=== Excerpted records ===
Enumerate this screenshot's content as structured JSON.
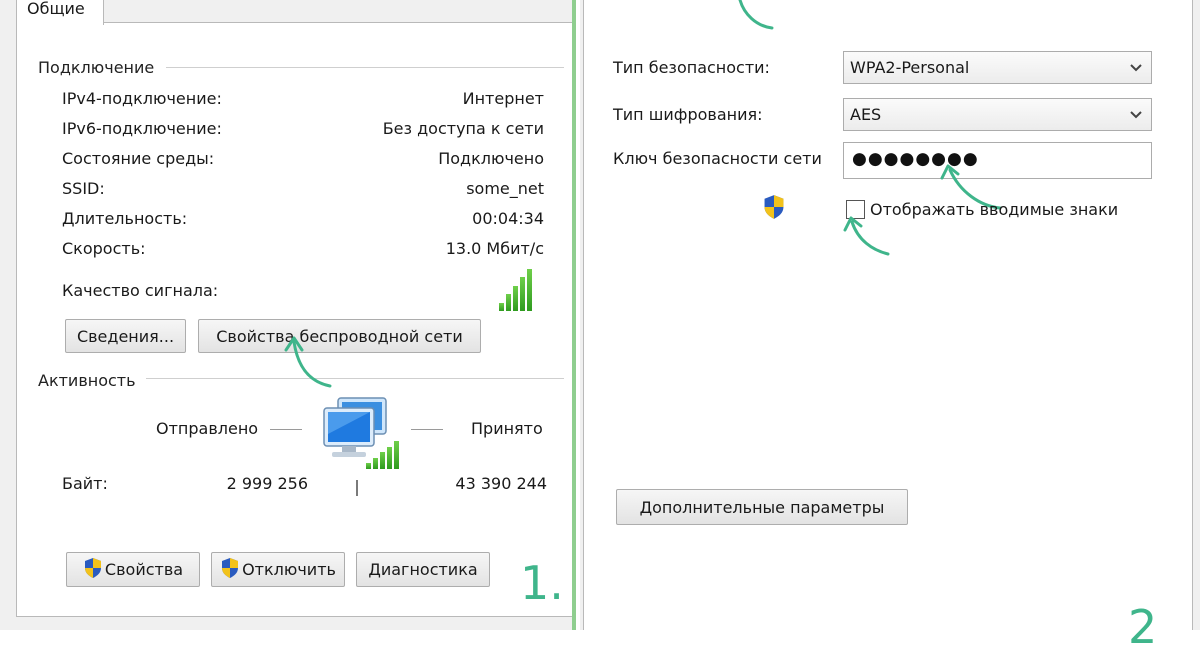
{
  "window": {
    "tabs": [
      {
        "label": "Общие"
      }
    ]
  },
  "connection": {
    "section_title": "Подключение",
    "rows": [
      {
        "label": "IPv4-подключение:",
        "value": "Интернет"
      },
      {
        "label": "IPv6-подключение:",
        "value": "Без доступа к сети"
      },
      {
        "label": "Состояние среды:",
        "value": "Подключено"
      },
      {
        "label": "SSID:",
        "value": "some_net"
      },
      {
        "label": "Длительность:",
        "value": "00:04:34"
      },
      {
        "label": "Скорость:",
        "value": "13.0 Мбит/с"
      }
    ],
    "signal_label": "Качество сигнала:",
    "signal_bars_active": 5,
    "signal_bars_total": 5,
    "details_button": "Сведения...",
    "wireless_props_button": "Свойства беспроводной сети"
  },
  "activity": {
    "section_title": "Активность",
    "sent_label": "Отправлено",
    "received_label": "Принято",
    "bytes_label": "Байт:",
    "bytes_sent": "2 999 256",
    "bytes_received": "43 390 244"
  },
  "footer": {
    "properties_button": "Свойства",
    "disconnect_button": "Отключить",
    "diagnostics_button": "Диагностика"
  },
  "security": {
    "security_type_label": "Тип безопасности:",
    "security_type_value": "WPA2-Personal",
    "encryption_type_label": "Тип шифрования:",
    "encryption_type_value": "AES",
    "network_key_label": "Ключ безопасности сети",
    "network_key_masked": "●●●●●●●●",
    "show_chars_label": "Отображать вводимые знаки",
    "show_chars_checked": false,
    "advanced_button": "Дополнительные параметры"
  },
  "annotations": {
    "step_left": "1.",
    "step_right": "2"
  },
  "colors": {
    "annotation_arrow": "#3fb58b",
    "panel_accent": "#8fce8f",
    "signal_green": "#3aa82a",
    "shield_blue": "#2a5bbf",
    "shield_yellow": "#f2c21b"
  },
  "icons": {
    "network": "network-computers-icon",
    "shield": "uac-shield-icon",
    "chevron": "chevron-down-icon",
    "arrow": "annotation-arrow-icon"
  }
}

=== Task directions ===
All of the material above is to be copied exactly, except for its images.

=== Complete response ===
Enumerate this screenshot's content as structured JSON.
{
  "window": {
    "tabs": [
      {
        "label": "Общие"
      }
    ]
  },
  "connection": {
    "section_title": "Подключение",
    "rows": [
      {
        "label": "IPv4-подключение:",
        "value": "Интернет"
      },
      {
        "label": "IPv6-подключение:",
        "value": "Без доступа к сети"
      },
      {
        "label": "Состояние среды:",
        "value": "Подключено"
      },
      {
        "label": "SSID:",
        "value": "some_net"
      },
      {
        "label": "Длительность:",
        "value": "00:04:34"
      },
      {
        "label": "Скорость:",
        "value": "13.0 Мбит/с"
      }
    ],
    "signal_label": "Качество сигнала:",
    "signal_bars_active": 5,
    "signal_bars_total": 5,
    "details_button": "Сведения...",
    "wireless_props_button": "Свойства беспроводной сети"
  },
  "activity": {
    "section_title": "Активность",
    "sent_label": "Отправлено",
    "received_label": "Принято",
    "bytes_label": "Байт:",
    "bytes_sent": "2 999 256",
    "bytes_received": "43 390 244"
  },
  "footer": {
    "properties_button": "Свойства",
    "disconnect_button": "Отключить",
    "diagnostics_button": "Диагностика"
  },
  "security": {
    "security_type_label": "Тип безопасности:",
    "security_type_value": "WPA2-Personal",
    "encryption_type_label": "Тип шифрования:",
    "encryption_type_value": "AES",
    "network_key_label": "Ключ безопасности сети",
    "network_key_masked": "●●●●●●●●",
    "show_chars_label": "Отображать вводимые знаки",
    "show_chars_checked": false,
    "advanced_button": "Дополнительные параметры"
  },
  "annotations": {
    "step_left": "1.",
    "step_right": "2"
  },
  "colors": {
    "annotation_arrow": "#3fb58b",
    "panel_accent": "#8fce8f",
    "signal_green": "#3aa82a",
    "shield_blue": "#2a5bbf",
    "shield_yellow": "#f2c21b"
  },
  "icons": {
    "network": "network-computers-icon",
    "shield": "uac-shield-icon",
    "chevron": "chevron-down-icon",
    "arrow": "annotation-arrow-icon"
  }
}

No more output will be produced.